■ CHALLENGE 1:
Answer these from the passage about Ivan Monforte below, one per line:
(a) Who edited the 1990 documentary "Paris is Burning"?
(b) Which singer's song gives the video "Que Te Vaya Bonito" its title?
(c) Where did Monforte receive the Lima tattoo?

■ SOURCE TEXT:

───

In 2011, Monforte participated in the How to Cut a Queen discussion with New Museum resident Wu Tsang and Jonathan Oppenheim, editor of the 1990 documentary "Paris is Burning." The discussion "revisits the context and impact of Paris is Burning and considers the role that editing plays in documentary storytelling and the politics of representation."

=== Video Work ===
Ivan Monforte creates video work which he exhibits on several platforms, including YouTube, and Xtube. In 2009, he uploaded a video to YouTube entitled "I Belong To You." The video and others in this series feature Monforte in a white tank top, standing in front of a blank wall. In this video, he is kissed by an anonymous man, while the 1974 song of the same name by the girl group, Love Unlimited, plays. The next video in the series is entitled "Que Te Vaya Bonito" after a song of the same name by Chavela Vargas. In this video, he appears visibly saddened until he is hugged by an anonymous man. He begins to cry in the man's arms. In another video of the same style as the two previous, he receives oral sex from three anonymous men. The video is titled "Tres Veces" which translates to "three times." Other videos feature him shaving his beard off or receiving a tattoo. While in Samoa, he interviewed Fa'afafines. He also received the Lima tattoo while he was there, the process of which he filmed.

───

■ CHALLENGE 2: Put the lines of the records below, from the line with "Patent image size: (1287, 969)." to the line with "The synthetic grass 201A is at (1203, 304).", into a JSON list of strings, one string per line, leaving out blank lines.

───

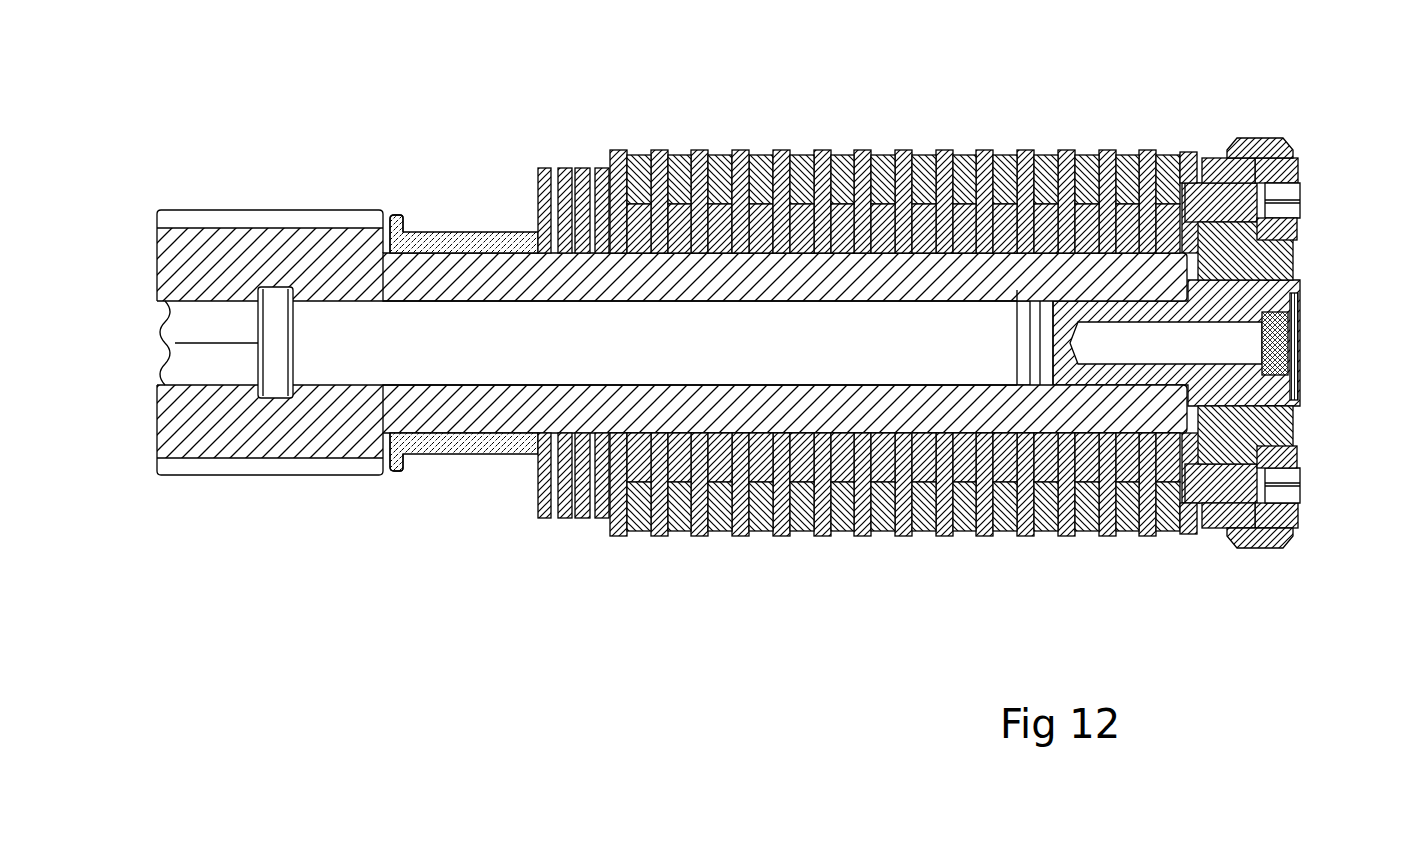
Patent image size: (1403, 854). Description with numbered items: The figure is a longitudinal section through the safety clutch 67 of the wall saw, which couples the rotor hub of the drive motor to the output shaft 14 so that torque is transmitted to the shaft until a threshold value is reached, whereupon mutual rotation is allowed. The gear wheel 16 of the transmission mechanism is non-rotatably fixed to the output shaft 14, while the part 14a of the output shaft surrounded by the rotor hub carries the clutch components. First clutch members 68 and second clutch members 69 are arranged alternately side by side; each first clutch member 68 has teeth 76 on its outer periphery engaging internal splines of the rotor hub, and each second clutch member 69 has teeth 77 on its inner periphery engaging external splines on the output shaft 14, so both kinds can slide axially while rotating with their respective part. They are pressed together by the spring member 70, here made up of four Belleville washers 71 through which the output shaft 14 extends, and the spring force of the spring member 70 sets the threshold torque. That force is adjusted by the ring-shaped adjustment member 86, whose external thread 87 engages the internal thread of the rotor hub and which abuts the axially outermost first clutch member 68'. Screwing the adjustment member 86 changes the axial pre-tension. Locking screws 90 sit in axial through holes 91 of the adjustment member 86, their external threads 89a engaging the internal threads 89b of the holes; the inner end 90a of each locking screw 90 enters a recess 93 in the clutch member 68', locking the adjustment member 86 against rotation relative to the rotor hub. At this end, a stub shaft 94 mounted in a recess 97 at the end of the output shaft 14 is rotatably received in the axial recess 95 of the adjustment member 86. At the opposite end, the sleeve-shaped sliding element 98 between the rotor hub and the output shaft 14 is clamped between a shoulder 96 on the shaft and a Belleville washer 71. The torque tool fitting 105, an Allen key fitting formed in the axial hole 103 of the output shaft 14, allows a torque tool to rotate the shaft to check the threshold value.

The output shaft 14 is at (455, 268).
The part of the output shaft 14a is at (725, 302).
The gear wheel 16 is at (246, 212).
The safety clutch 67 is at (921, 283).
The first clutch member 68 is at (786, 169).
The axially outermost first clutch member 68' is at (1206, 297).
The second clutch member 69 is at (802, 163).
The spring member 70 is at (574, 156).
The Belleville washer 71 is at (582, 519).
The teeth 76 is at (740, 150).
The teeth 77 is at (797, 256).
The adjustment member 86 is at (1283, 437).
The external thread 87 is at (1265, 138).
The external thread 89a is at (1293, 201).
The internal thread 89b is at (1227, 177).
The locking screw 90 is at (1288, 173).
The inner end of locking screw 90a is at (1188, 197).
The axial through hole 91 is at (1250, 230).
The recess 93 is at (1183, 203).
The stub shaft 94 is at (1278, 290).
The axial recess 95 is at (1258, 410).
The shoulder 96 is at (392, 230).
The recess 97 is at (1030, 347).
The sliding element 98 is at (455, 446).
The axial hole 103 is at (200, 322).
The torque tool fitting 105 is at (195, 377).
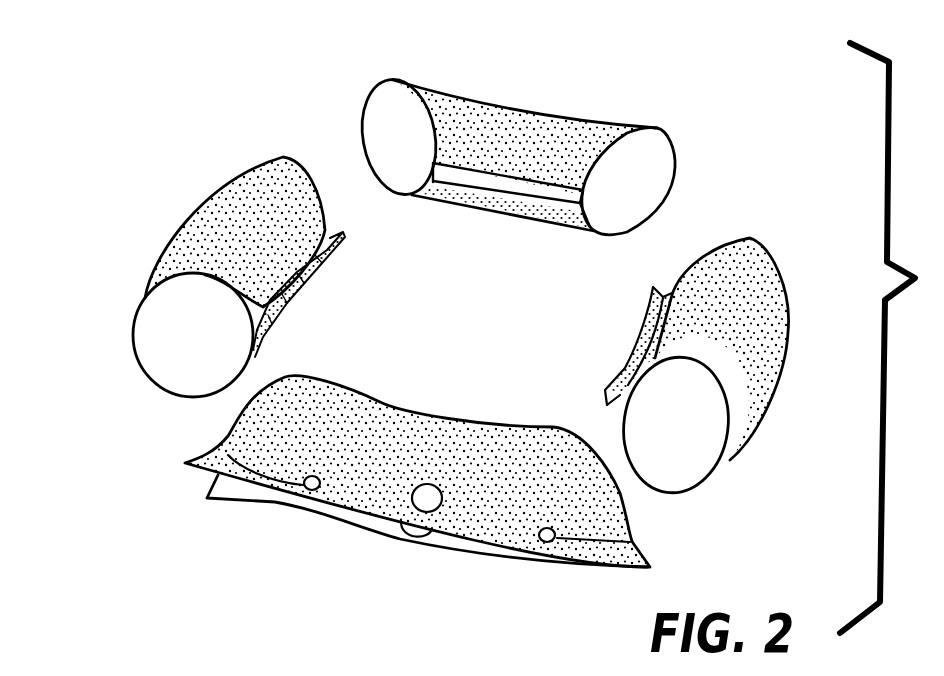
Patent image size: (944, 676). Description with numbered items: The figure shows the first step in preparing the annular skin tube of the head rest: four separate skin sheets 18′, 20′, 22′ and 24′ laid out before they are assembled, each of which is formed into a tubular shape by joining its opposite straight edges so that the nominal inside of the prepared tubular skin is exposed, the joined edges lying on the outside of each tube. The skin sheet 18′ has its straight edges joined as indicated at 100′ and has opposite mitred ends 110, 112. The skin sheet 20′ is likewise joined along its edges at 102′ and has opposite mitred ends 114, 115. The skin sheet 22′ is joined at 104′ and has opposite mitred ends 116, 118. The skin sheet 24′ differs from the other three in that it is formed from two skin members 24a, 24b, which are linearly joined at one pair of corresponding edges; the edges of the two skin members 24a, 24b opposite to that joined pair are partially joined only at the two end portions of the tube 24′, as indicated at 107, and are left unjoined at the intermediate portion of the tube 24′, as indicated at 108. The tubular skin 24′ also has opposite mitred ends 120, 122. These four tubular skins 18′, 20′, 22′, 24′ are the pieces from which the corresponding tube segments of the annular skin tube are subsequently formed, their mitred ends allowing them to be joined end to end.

The skin sheet 18′ is at (549, 160).
The mitred end 112 is at (417, 83).
The mitred end 110 is at (656, 153).
The linearly joined edges 100′ is at (533, 213).
The skin sheet 20′ is at (235, 242).
The mitred end 115 is at (287, 162).
The mitred end 114 is at (140, 290).
The linearly joined edges 102′ is at (318, 258).
The skin sheet 22′ is at (706, 362).
The mitred end 118 is at (750, 238).
The mitred end 116 is at (732, 458).
The linearly joined edges 104′ is at (653, 328).
The skin sheet 24′ is at (422, 482).
The skin member 24a is at (442, 420).
The skin member 24b is at (367, 525).
The mitred end 120 is at (243, 423).
The mitred end 122 is at (620, 512).
The partially joined edges 107 is at (285, 492).
The unjoined intermediate portion 108 is at (462, 545).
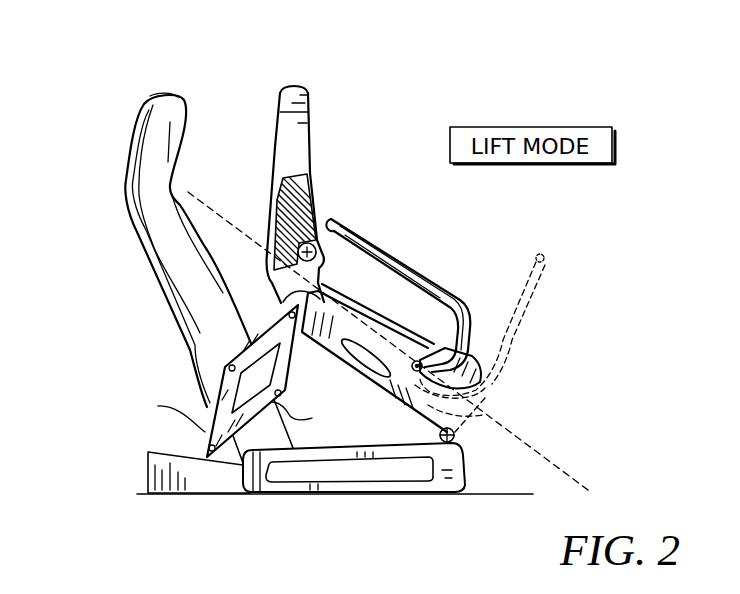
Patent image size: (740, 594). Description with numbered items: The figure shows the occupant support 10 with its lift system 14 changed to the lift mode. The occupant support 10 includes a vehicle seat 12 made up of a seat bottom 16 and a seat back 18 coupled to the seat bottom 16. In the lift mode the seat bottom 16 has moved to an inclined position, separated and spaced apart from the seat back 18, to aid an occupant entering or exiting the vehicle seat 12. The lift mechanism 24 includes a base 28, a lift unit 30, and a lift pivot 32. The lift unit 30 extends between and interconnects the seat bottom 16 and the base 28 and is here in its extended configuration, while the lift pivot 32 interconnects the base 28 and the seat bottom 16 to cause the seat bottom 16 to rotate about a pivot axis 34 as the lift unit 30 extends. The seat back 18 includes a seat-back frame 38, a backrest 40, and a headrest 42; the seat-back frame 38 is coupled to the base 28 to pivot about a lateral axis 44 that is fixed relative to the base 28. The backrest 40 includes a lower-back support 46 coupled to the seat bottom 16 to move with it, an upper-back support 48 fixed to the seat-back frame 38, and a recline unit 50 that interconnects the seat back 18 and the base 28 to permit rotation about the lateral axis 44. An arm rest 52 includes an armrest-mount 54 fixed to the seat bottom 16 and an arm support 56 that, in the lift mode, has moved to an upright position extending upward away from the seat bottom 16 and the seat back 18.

The occupant support 10 is at (60, 118).
The vehicle seat 12 is at (122, 146).
The lift system 14 is at (44, 260).
The seat bottom 16 is at (474, 366).
The seat back 18 is at (199, 202).
The lift mechanism 24 is at (100, 533).
The base 28 is at (250, 485).
The lift unit 30 is at (213, 433).
The lift pivot 32 is at (437, 489).
The pivot axis 34 is at (483, 420).
The seat-back frame 38 is at (283, 424).
The backrest 40 is at (207, 247).
The headrest 42 is at (185, 135).
The lateral axis 44 is at (276, 211).
The lower-back support 46 is at (314, 197).
The upper-back support 48 is at (310, 116).
The recline unit 50 is at (217, 395).
The arm rest 52 is at (473, 274).
The armrest-mount 54 is at (417, 363).
The arm support 56 is at (411, 262).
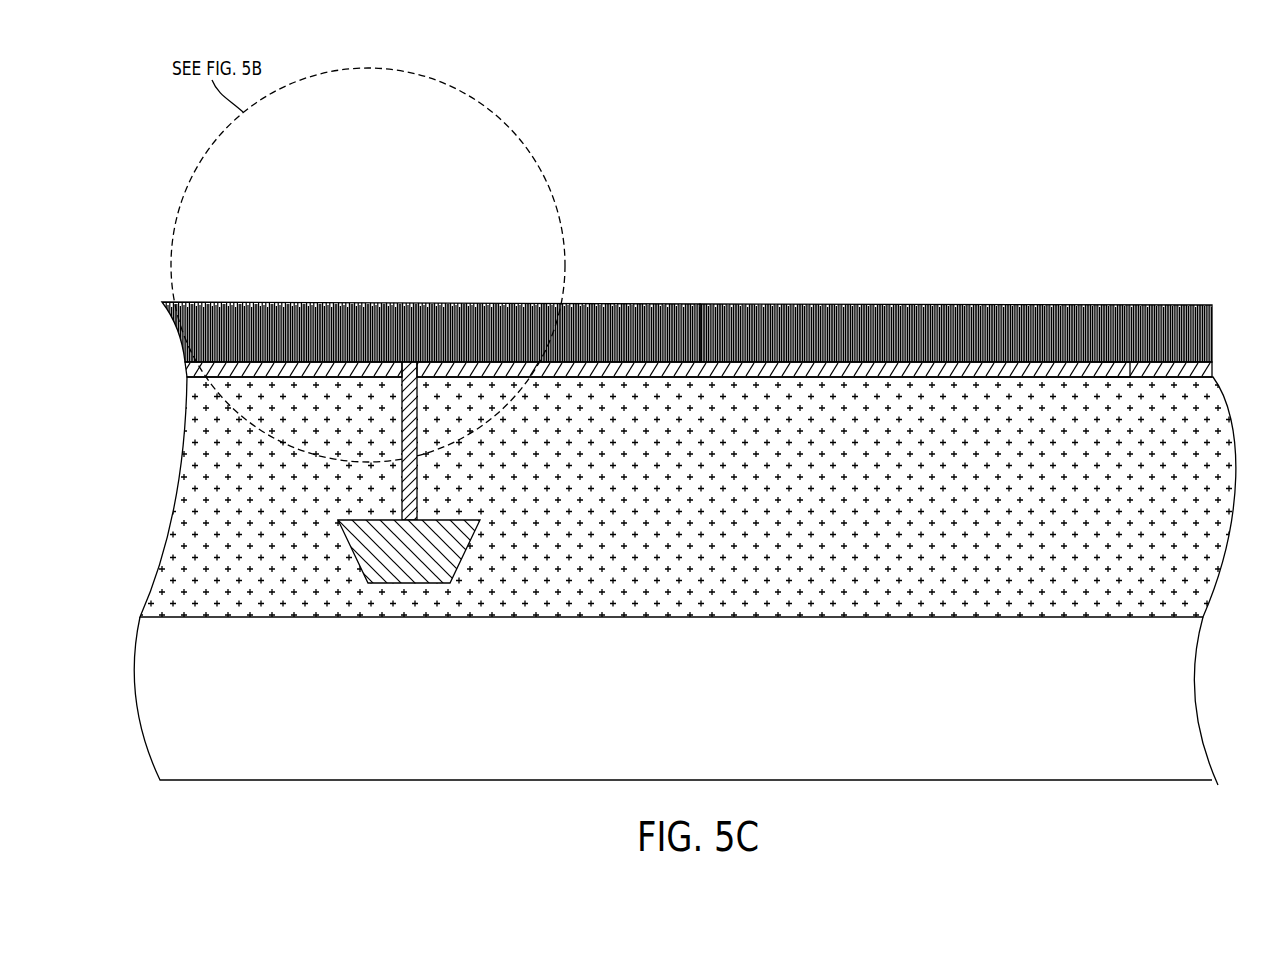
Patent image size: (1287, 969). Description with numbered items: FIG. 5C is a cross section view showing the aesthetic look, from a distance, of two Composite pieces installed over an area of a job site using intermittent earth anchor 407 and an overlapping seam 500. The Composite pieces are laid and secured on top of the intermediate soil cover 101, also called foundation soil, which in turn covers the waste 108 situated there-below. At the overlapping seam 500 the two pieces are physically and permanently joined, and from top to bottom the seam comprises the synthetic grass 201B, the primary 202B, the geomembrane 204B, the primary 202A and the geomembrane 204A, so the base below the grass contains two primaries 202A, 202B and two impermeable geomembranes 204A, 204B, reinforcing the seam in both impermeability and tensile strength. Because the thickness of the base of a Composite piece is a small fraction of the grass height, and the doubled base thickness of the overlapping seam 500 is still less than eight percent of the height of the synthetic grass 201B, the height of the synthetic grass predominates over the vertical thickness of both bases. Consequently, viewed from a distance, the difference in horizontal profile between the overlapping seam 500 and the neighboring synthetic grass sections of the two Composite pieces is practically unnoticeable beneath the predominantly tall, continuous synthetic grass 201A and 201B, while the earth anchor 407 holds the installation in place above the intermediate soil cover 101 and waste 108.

The overlapping seam 500 is at (333, 248).
The synthetic grass 201A is at (1203, 304).
The synthetic grass 201B is at (266, 302).
The geomembrane 204A is at (1212, 376).
The geomembrane 204B is at (240, 370).
The primary 202A is at (1115, 365).
The primary 202B is at (306, 364).
The earth anchor 407 is at (423, 559).
The intermediate soil cover 101 is at (1213, 518).
The waste 108 is at (1178, 690).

───

■ CORRECT RESULT 1:
(a) Jonathan Oppenheim
(b) Chavela Vargas
(c) Samoa

■ CORRECT RESULT 2:
[
  "Patent image size: (1287, 969). Description with numbered items: FIG. 5C is a cross section view showing the aesthetic look, from a distance, of two Composite pieces installed over an area of a job site using intermittent earth anchor 407 and an overlapping seam 500. The Composite pieces are laid and secured on top of the intermediate soil cover 101, also called foundation soil, which in turn covers the waste 108 situated there-below. At the overlapping seam 500 the two pieces are physically and permanently joined, and from top to bottom the seam comprises the synthetic grass 201B, the primary 202B, the geomembrane 204B, the primary 202A and the geomembrane 204A, so the base below the grass contains two primaries 202A, 202B and two impermeable geomembranes 204A, 204B, reinforcing the seam in both impermeability and tensile strength. Because the thickness of the base of a Composite piece is a small fraction of the grass height, and the doubled base thickness of the overlapping seam 500 is still less than eight percent of the height of the synthetic grass 201B, the height of the synthetic grass predominates over the vertical thickness of both bases. Consequently, viewed from a distance, the difference in horizontal profile between the overlapping seam 500 and the neighboring synthetic grass sections of the two Composite pieces is practically unnoticeable beneath the predominantly tall, continuous synthetic grass 201A and 201B, while the earth anchor 407 holds the installation in place above the intermediate soil cover 101 and waste 108.",
  "The overlapping seam 500 is at (333, 248).",
  "The synthetic grass 201A is at (1203, 304)."
]